[Entries from a dataset]
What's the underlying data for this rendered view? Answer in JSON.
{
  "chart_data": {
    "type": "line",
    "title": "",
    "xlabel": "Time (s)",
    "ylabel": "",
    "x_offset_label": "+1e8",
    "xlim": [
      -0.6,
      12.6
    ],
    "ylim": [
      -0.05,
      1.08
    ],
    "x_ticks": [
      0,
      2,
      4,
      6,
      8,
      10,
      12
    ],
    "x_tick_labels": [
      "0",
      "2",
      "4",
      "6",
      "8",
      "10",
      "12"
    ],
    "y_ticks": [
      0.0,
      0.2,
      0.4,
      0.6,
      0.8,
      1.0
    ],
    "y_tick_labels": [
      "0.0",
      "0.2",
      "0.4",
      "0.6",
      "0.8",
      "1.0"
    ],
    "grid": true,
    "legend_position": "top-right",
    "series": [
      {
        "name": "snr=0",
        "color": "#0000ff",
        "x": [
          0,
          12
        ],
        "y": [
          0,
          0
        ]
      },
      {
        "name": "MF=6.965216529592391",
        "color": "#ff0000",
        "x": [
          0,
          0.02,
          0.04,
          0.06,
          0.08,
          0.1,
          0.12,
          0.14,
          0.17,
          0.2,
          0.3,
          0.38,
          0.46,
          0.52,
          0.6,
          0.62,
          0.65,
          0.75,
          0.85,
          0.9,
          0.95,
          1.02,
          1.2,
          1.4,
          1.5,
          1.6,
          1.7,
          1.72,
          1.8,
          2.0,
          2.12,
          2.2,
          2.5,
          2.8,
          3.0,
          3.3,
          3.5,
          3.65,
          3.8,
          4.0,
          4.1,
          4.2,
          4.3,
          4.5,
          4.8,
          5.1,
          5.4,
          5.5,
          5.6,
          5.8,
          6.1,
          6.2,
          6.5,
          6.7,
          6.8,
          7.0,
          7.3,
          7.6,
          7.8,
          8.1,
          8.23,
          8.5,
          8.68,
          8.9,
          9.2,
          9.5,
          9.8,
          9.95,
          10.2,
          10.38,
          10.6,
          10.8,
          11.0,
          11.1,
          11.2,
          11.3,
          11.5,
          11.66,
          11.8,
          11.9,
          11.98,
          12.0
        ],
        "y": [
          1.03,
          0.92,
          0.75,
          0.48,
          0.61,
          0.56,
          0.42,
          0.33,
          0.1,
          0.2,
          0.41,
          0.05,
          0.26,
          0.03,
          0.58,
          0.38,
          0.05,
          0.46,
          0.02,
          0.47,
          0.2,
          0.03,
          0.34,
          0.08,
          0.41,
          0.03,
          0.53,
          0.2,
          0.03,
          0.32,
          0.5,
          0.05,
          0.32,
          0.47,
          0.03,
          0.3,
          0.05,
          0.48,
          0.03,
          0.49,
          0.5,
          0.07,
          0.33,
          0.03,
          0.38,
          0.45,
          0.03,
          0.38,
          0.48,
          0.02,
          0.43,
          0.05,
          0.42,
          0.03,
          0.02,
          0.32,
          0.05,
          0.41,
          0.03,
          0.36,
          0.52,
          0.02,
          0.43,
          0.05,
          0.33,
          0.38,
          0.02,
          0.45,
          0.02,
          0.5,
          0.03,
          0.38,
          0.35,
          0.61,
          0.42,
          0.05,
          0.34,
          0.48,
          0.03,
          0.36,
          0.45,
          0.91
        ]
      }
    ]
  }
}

=== WHAT TO WORK ON ===
Every entry should be output exactly as written, please.

=== TASK ANSWER ===
What's the underlying data for this rendered view? Answer in JSON.
{
  "chart_data": {
    "type": "line",
    "title": "",
    "xlabel": "Time (s)",
    "ylabel": "",
    "x_offset_label": "+1e8",
    "xlim": [
      -0.6,
      12.6
    ],
    "ylim": [
      -0.05,
      1.08
    ],
    "x_ticks": [
      0,
      2,
      4,
      6,
      8,
      10,
      12
    ],
    "x_tick_labels": [
      "0",
      "2",
      "4",
      "6",
      "8",
      "10",
      "12"
    ],
    "y_ticks": [
      0.0,
      0.2,
      0.4,
      0.6,
      0.8,
      1.0
    ],
    "y_tick_labels": [
      "0.0",
      "0.2",
      "0.4",
      "0.6",
      "0.8",
      "1.0"
    ],
    "grid": true,
    "legend_position": "top-right",
    "series": [
      {
        "name": "snr=0",
        "color": "#0000ff",
        "x": [
          0,
          12
        ],
        "y": [
          0,
          0
        ]
      },
      {
        "name": "MF=6.965216529592391",
        "color": "#ff0000",
        "x": [
          0,
          0.02,
          0.04,
          0.06,
          0.08,
          0.1,
          0.12,
          0.14,
          0.17,
          0.2,
          0.3,
          0.38,
          0.46,
          0.52,
          0.6,
          0.62,
          0.65,
          0.75,
          0.85,
          0.9,
          0.95,
          1.02,
          1.2,
          1.4,
          1.5,
          1.6,
          1.7,
          1.72,
          1.8,
          2.0,
          2.12,
          2.2,
          2.5,
          2.8,
          3.0,
          3.3,
          3.5,
          3.65,
          3.8,
          4.0,
          4.1,
          4.2,
          4.3,
          4.5,
          4.8,
          5.1,
          5.4,
          5.5,
          5.6,
          5.8,
          6.1,
          6.2,
          6.5,
          6.7,
          6.8,
          7.0,
          7.3,
          7.6,
          7.8,
          8.1,
          8.23,
          8.5,
          8.68,
          8.9,
          9.2,
          9.5,
          9.8,
          9.95,
          10.2,
          10.38,
          10.6,
          10.8,
          11.0,
          11.1,
          11.2,
          11.3,
          11.5,
          11.66,
          11.8,
          11.9,
          11.98,
          12.0
        ],
        "y": [
          1.03,
          0.92,
          0.75,
          0.48,
          0.61,
          0.56,
          0.42,
          0.33,
          0.1,
          0.2,
          0.41,
          0.05,
          0.26,
          0.03,
          0.58,
          0.38,
          0.05,
          0.46,
          0.02,
          0.47,
          0.2,
          0.03,
          0.34,
          0.08,
          0.41,
          0.03,
          0.53,
          0.2,
          0.03,
          0.32,
          0.5,
          0.05,
          0.32,
          0.47,
          0.03,
          0.3,
          0.05,
          0.48,
          0.03,
          0.49,
          0.5,
          0.07,
          0.33,
          0.03,
          0.38,
          0.45,
          0.03,
          0.38,
          0.48,
          0.02,
          0.43,
          0.05,
          0.42,
          0.03,
          0.02,
          0.32,
          0.05,
          0.41,
          0.03,
          0.36,
          0.52,
          0.02,
          0.43,
          0.05,
          0.33,
          0.38,
          0.02,
          0.45,
          0.02,
          0.5,
          0.03,
          0.38,
          0.35,
          0.61,
          0.42,
          0.05,
          0.34,
          0.48,
          0.03,
          0.36,
          0.45,
          0.91
        ]
      }
    ]
  }
}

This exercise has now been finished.